Textauszug:

Kein Tempel, keine Kirche, keine Burg ist vor dem Verfall sicher. Alles ist vergänglich. Alles ist unausweichlich den Witterungsprozessen der Zeit ausgeliefert.
Wort und Buchstabe, Text und Erzählung jedoch können die Ruinen unserer Zivilisation überdauern. Ihrer Wirkkraft sind über Menschenalter hinweg kaum Grenzen gesetzt. Homers Epen haben die Geschichten und Einsichten der vorschriftlichen "oral poetry" über die Jahrhunderte transportiert, kein Buchstabe ging verloren. Die Macht der Erzählung und der Geschichten ist beständiger als alle Bauten. Mit Sprache erschließen wir uns die Welt und benennen die Dinge.

Aufgabe A: Aktualisiere in den Datensätzen die Zeilen vom Anfang bis einschließlich der Zeile mit „x-tick-label: 10 <box>980 473 994 486</box>“, indem du „panel-divider“ durch „section-divider“ ersetzt. Gib nur diese Zeilen aus und lass alles andere unverändert.

Datenteil:
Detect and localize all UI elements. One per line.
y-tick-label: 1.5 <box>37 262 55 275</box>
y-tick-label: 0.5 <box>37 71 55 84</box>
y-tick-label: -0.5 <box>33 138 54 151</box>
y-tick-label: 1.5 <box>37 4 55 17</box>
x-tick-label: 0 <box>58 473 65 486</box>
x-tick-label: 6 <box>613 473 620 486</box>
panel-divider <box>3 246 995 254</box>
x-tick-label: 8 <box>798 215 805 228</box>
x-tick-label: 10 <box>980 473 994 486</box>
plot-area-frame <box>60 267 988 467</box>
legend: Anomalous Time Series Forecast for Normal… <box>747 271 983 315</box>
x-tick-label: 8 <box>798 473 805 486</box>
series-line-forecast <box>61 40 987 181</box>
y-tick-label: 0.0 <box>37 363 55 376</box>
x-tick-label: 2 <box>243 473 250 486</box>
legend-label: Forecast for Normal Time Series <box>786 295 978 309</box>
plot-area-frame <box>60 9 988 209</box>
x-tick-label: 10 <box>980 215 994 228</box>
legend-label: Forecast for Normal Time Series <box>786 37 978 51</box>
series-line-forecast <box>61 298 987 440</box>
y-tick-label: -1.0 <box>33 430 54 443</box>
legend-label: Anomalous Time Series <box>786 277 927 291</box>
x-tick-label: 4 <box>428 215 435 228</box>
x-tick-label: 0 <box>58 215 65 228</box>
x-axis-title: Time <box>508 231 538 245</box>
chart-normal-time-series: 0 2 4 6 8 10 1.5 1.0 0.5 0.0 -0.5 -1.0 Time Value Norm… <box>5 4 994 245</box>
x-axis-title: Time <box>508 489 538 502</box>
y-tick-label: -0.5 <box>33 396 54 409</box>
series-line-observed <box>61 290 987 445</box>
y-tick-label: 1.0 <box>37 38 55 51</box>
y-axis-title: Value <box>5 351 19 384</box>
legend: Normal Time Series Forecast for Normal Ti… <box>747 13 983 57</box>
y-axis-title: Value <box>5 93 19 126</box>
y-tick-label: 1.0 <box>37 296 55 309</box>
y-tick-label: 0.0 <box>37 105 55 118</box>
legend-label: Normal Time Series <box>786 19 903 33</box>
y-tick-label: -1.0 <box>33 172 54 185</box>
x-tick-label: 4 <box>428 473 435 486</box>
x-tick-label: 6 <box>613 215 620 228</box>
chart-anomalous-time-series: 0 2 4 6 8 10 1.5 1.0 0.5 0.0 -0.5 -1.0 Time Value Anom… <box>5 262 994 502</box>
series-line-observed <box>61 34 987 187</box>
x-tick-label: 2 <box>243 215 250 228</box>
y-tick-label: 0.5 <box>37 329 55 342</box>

Aufgabe B: Übertrage den Satz „Die Macht der Erzählung und der Geschichten ist beständiger als alle Bauten.“ aus dem Textauszug über die Vergänglichkeit ins Englische.

Antwort A:
Detect and localize all UI elements. One per line.
y-tick-label: 1.5 <box>37 262 55 275</box>
y-tick-label: 0.5 <box>37 71 55 84</box>
y-tick-label: -0.5 <box>33 138 54 151</box>
y-tick-label: 1.5 <box>37 4 55 17</box>
x-tick-label: 0 <box>58 473 65 486</box>
x-tick-label: 6 <box>613 473 620 486</box>
section-divider <box>3 246 995 254</box>
x-tick-label: 8 <box>798 215 805 228</box>
x-tick-label: 10 <box>980 473 994 486</box>

Antwort B: The power of narrative and of stories is more enduring than all buildings.